● Records shown:
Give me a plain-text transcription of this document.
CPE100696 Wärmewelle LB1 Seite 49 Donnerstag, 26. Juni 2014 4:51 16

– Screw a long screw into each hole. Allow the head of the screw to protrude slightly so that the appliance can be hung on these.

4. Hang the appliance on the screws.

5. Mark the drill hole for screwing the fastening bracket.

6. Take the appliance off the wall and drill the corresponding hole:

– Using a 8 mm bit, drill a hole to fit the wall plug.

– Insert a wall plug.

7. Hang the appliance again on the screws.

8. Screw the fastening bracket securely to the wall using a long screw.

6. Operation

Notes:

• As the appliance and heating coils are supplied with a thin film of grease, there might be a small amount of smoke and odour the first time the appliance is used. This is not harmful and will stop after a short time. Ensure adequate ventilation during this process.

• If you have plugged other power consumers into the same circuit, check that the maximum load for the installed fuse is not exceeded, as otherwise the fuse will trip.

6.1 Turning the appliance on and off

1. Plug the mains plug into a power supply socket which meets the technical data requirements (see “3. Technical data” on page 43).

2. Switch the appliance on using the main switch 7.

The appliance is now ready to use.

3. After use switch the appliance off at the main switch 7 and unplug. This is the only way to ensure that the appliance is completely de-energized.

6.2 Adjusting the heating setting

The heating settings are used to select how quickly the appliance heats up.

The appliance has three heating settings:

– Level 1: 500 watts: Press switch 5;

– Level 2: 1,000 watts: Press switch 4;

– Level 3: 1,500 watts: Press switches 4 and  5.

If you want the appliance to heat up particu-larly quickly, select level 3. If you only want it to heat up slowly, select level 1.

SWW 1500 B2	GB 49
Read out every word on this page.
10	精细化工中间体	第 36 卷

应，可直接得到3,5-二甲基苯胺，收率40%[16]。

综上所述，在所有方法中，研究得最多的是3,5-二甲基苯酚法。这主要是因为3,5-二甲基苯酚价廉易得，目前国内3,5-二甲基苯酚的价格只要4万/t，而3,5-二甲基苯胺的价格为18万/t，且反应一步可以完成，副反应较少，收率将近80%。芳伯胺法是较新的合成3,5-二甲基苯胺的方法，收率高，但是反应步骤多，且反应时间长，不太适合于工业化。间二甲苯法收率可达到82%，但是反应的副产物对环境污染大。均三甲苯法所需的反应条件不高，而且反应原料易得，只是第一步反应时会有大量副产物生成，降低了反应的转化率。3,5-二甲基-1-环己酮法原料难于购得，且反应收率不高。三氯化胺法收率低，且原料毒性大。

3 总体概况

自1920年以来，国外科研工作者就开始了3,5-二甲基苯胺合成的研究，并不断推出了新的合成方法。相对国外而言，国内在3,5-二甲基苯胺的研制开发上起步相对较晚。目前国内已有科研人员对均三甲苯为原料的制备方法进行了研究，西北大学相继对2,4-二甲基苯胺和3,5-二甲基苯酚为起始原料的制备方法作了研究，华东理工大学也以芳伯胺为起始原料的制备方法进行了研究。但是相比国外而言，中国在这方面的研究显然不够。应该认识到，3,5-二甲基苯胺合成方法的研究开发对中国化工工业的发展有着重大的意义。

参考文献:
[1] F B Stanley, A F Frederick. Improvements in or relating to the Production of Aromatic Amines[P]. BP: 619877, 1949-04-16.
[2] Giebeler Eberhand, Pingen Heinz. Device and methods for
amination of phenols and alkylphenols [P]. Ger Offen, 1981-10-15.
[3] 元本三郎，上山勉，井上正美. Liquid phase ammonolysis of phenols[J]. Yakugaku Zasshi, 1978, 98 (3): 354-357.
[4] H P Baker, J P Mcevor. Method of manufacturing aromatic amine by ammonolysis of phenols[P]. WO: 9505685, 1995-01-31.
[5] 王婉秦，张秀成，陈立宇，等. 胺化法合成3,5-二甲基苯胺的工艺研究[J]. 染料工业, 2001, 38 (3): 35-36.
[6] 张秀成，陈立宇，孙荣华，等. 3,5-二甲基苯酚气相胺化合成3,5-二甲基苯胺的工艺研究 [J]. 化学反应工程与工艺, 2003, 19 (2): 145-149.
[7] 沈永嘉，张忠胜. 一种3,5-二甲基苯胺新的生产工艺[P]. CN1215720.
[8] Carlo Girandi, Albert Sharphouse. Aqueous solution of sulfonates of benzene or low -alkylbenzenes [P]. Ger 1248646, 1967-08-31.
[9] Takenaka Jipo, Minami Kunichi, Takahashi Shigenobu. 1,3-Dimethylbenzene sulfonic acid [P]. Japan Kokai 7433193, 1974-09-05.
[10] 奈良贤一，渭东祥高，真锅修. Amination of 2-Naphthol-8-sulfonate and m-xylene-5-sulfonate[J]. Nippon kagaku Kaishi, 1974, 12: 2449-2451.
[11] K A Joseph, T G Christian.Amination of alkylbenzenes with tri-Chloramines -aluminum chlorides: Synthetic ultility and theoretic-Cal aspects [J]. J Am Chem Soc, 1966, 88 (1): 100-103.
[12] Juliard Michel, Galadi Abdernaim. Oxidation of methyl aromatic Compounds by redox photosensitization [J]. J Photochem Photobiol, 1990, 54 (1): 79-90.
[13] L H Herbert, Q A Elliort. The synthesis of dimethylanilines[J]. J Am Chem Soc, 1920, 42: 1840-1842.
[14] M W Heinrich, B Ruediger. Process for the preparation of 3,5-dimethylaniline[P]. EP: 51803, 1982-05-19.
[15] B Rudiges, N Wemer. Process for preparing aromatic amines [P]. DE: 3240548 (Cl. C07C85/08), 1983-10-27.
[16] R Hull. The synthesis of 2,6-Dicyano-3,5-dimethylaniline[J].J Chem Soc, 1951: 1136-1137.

● Given task: Faithfully reproduce all of the records, character for character.

● Exercise answer:
Give me a plain-text transcription of this document.
CPE100696 Wärmewelle LB1 Seite 49 Donnerstag, 26. Juni 2014 4:51 16

– Screw a long screw into each hole. Allow the head of the screw to protrude slightly so that the appliance can be hung on these.

4. Hang the appliance on the screws.

5. Mark the drill hole for screwing the fastening bracket.

6. Take the appliance off the wall and drill the corresponding hole:

– Using a 8 mm bit, drill a hole to fit the wall plug.

– Insert a wall plug.

7. Hang the appliance again on the screws.

8. Screw the fastening bracket securely to the wall using a long screw.

6. Operation

Notes:

• As the appliance and heating coils are supplied with a thin film of grease, there might be a small amount of smoke and odour the first time the appliance is used. This is not harmful and will stop after a short time. Ensure adequate ventilation during this process.

• If you have plugged other power consumers into the same circuit, check that the maximum load for the installed fuse is not exceeded, as otherwise the fuse will trip.

6.1 Turning the appliance on and off

1. Plug the mains plug into a power supply socket which meets the technical data requirements (see “3. Technical data” on page 43).

2. Switch the appliance on using the main switch 7.

The appliance is now ready to use.

3. After use switch the appliance off at the main switch 7 and unplug. This is the only way to ensure that the appliance is completely de-energized.

6.2 Adjusting the heating setting

The heating settings are used to select how quickly the appliance heats up.

The appliance has three heating settings:

– Level 1: 500 watts: Press switch 5;

– Level 2: 1,000 watts: Press switch 4;

– Level 3: 1,500 watts: Press switches 4 and  5.

If you want the appliance to heat up particu-larly quickly, select level 3. If you only want it to heat up slowly, select level 1.

SWW 1500 B2	GB 49
Read out every word on this page.
10	精细化工中间体	第 36 卷

应，可直接得到3,5-二甲基苯胺，收率40%[16]。

综上所述，在所有方法中，研究得最多的是3,5-二甲基苯酚法。这主要是因为3,5-二甲基苯酚价廉易得，目前国内3,5-二甲基苯酚的价格只要4万/t，而3,5-二甲基苯胺的价格为18万/t，且反应一步可以完成，副反应较少，收率将近80%。芳伯胺法是较新的合成3,5-二甲基苯胺的方法，收率高，但是反应步骤多，且反应时间长，不太适合于工业化。间二甲苯法收率可达到82%，但是反应的副产物对环境污染大。均三甲苯法所需的反应条件不高，而且反应原料易得，只是第一步反应时会有大量副产物生成，降低了反应的转化率。3,5-二甲基-1-环己酮法原料难于购得，且反应收率不高。三氯化胺法收率低，且原料毒性大。

3 总体概况

自1920年以来，国外科研工作者就开始了3,5-二甲基苯胺合成的研究，并不断推出了新的合成方法。相对国外而言，国内在3,5-二甲基苯胺的研制开发上起步相对较晚。目前国内已有科研人员对均三甲苯为原料的制备方法进行了研究，西北大学相继对2,4-二甲基苯胺和3,5-二甲基苯酚为起始原料的制备方法作了研究，华东理工大学也以芳伯胺为起始原料的制备方法进行了研究。但是相比国外而言，中国在这方面的研究显然不够。应该认识到，3,5-二甲基苯胺合成方法的研究开发对中国化工工业的发展有着重大的意义。

参考文献:
[1] F B Stanley, A F Frederick. Improvements in or relating to the Production of Aromatic Amines[P]. BP: 619877, 1949-04-16.
[2] Giebeler Eberhand, Pingen Heinz. Device and methods for
amination of phenols and alkylphenols [P]. Ger Offen, 1981-10-15.
[3] 元本三郎，上山勉，井上正美. Liquid phase ammonolysis of phenols[J]. Yakugaku Zasshi, 1978, 98 (3): 354-357.
[4] H P Baker, J P Mcevor. Method of manufacturing aromatic amine by ammonolysis of phenols[P]. WO: 9505685, 1995-01-31.
[5] 王婉秦，张秀成，陈立宇，等. 胺化法合成3,5-二甲基苯胺的工艺研究[J]. 染料工业, 2001, 38 (3): 35-36.
[6] 张秀成，陈立宇，孙荣华，等. 3,5-二甲基苯酚气相胺化合成3,5-二甲基苯胺的工艺研究 [J]. 化学反应工程与工艺, 2003, 19 (2): 145-149.
[7] 沈永嘉，张忠胜. 一种3,5-二甲基苯胺新的生产工艺[P]. CN1215720.
[8] Carlo Girandi, Albert Sharphouse. Aqueous solution of sulfonates of benzene or low -alkylbenzenes [P]. Ger 1248646, 1967-08-31.
[9] Takenaka Jipo, Minami Kunichi, Takahashi Shigenobu. 1,3-Dimethylbenzene sulfonic acid [P]. Japan Kokai 7433193, 1974-09-05.
[10] 奈良贤一，渭东祥高，真锅修. Amination of 2-Naphthol-8-sulfonate and m-xylene-5-sulfonate[J]. Nippon kagaku Kaishi, 1974, 12: 2449-2451.
[11] K A Joseph, T G Christian.Amination of alkylbenzenes with tri-Chloramines -aluminum chlorides: Synthetic ultility and theoretic-Cal aspects [J]. J Am Chem Soc, 1966, 88 (1): 100-103.
[12] Juliard Michel, Galadi Abdernaim. Oxidation of methyl aromatic Compounds by redox photosensitization [J]. J Photochem Photobiol, 1990, 54 (1): 79-90.
[13] L H Herbert, Q A Elliort. The synthesis of dimethylanilines[J]. J Am Chem Soc, 1920, 42: 1840-1842.
[14] M W Heinrich, B Ruediger. Process for the preparation of 3,5-dimethylaniline[P]. EP: 51803, 1982-05-19.
[15] B Rudiges, N Wemer. Process for preparing aromatic amines [P]. DE: 3240548 (Cl. C07C85/08), 1983-10-27.
[16] R Hull. The synthesis of 2,6-Dicyano-3,5-dimethylaniline[J].J Chem Soc, 1951: 1136-1137.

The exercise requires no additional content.